> _Task details_:
Answer with a single number: how many lines in the listing below include "more"?
— Begin —
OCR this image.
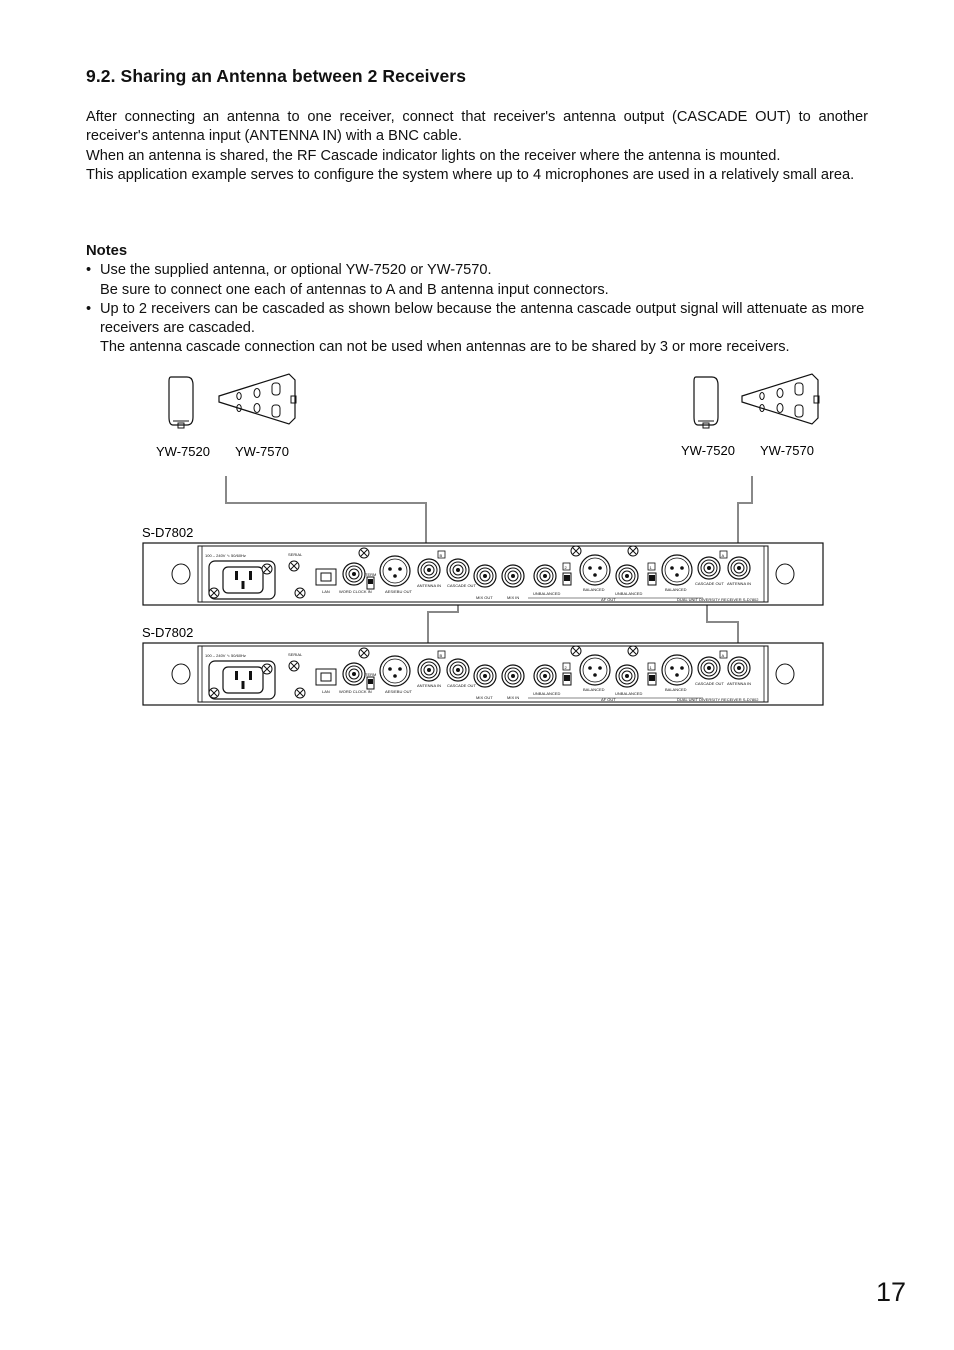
9.2. Sharing an Antenna between 2 Receivers

After connecting an antenna to one receiver, connect that receiver's antenna output (CASCADE OUT) to another receiver's antenna input (ANTENNA IN) with a BNC cable.

When an antenna is shared, the RF Cascade indicator lights on the receiver where the antenna is mounted.

This application example serves to configure the system where up to 4 microphones are used in a relatively small area.

Notes

• Use the supplied antenna, or optional YW-7520 or YW-7570.

Be sure to connect one each of antennas to A and B antenna input connectors.

• Up to 2 receivers can be cascaded as shown below because the antenna cascade output signal will attenuate as more receivers are cascaded.

The antenna cascade connection can not be used when antennas are to be shared by 3 or more receivers.

YW-7520 YW-7570	YW-7520 YW-7570
S-D7802
S-D7802
100 – 240V ∿ 50/60Hz	SERIAL
LAN WORD CLOCK IN
TERM
AES/EBU OUT
ANTENNA IN CASCADE OUT
MIX OUT	MIX IN
UNBALANCED
BALANCED
UNBALANCED
AF OUT
BALANCED
CASCADE OUT ANTENNA IN
DUAL UNIT DIVERSITY RECEIVER S-D7802
B
2	1
A
100 – 240V ∿ 50/60Hz	SERIAL
LAN WORD CLOCK IN
TERM
AES/EBU OUT
ANTENNA IN CASCADE OUT
MIX OUT	MIX IN
UNBALANCED
BALANCED
UNBALANCED
AF OUT
BALANCED
CASCADE OUT ANTENNA IN
DUAL UNIT DIVERSITY RECEIVER S-D7802
B
2	1
A

17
— End —
> _Result_:
2